■ **RECORDS PROVIDED**

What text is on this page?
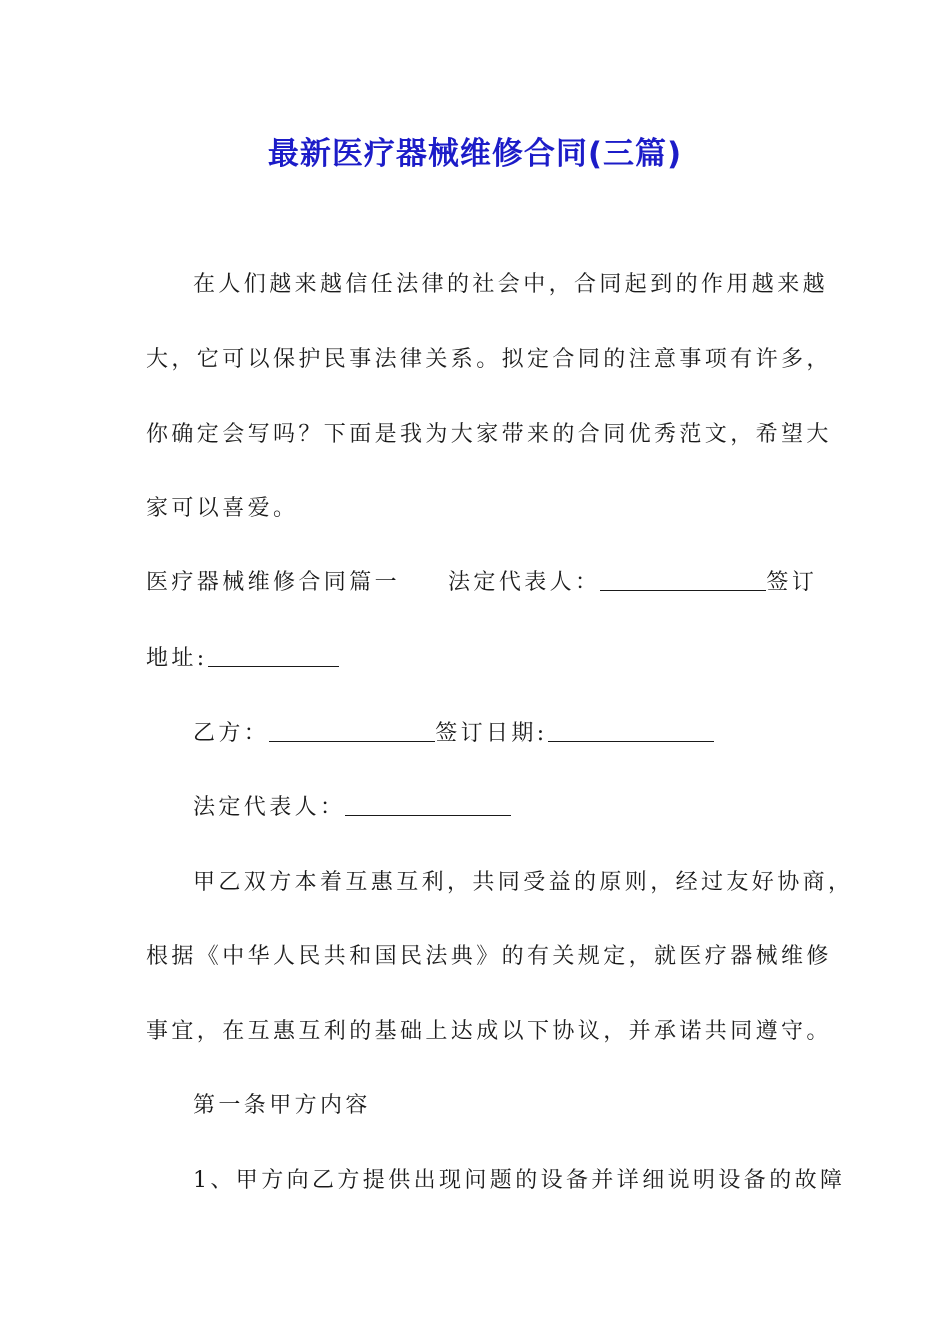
最新医疗器械维修合同(三篇)
在人们越来越信任法律的社会中，合同起到的作用越来越
大，它可以保护民事法律关系。拟定合同的注意事项有许多，
你确定会写吗？下面是我为大家带来的合同优秀范文，希望大
家可以喜爱。
医疗器械维修合同篇一 法定代表人：	签订
地址:
乙方：	签订日期:
法定代表人：
甲乙双方本着互惠互利，共同受益的原则，经过友好协商，
根据《中华人民共和国民法典》的有关规定，就医疗器械维修
事宜，在互惠互利的基础上达成以下协议，并承诺共同遵守。
第一条甲方内容
1、甲方向乙方提供出现问题的设备并详细说明设备的故障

■ **YOUR TASK**
Return the listing above in full and without alteration, excluding its pictures.

■ **FINAL RESULT**
What text is on this page?
最新医疗器械维修合同(三篇)
在人们越来越信任法律的社会中，合同起到的作用越来越
大，它可以保护民事法律关系。拟定合同的注意事项有许多，
你确定会写吗？下面是我为大家带来的合同优秀范文，希望大
家可以喜爱。
医疗器械维修合同篇一 法定代表人：	签订
地址:
乙方：	签订日期:
法定代表人：
甲乙双方本着互惠互利，共同受益的原则，经过友好协商，
根据《中华人民共和国民法典》的有关规定，就医疗器械维修
事宜，在互惠互利的基础上达成以下协议，并承诺共同遵守。
第一条甲方内容
1、甲方向乙方提供出现问题的设备并详细说明设备的故障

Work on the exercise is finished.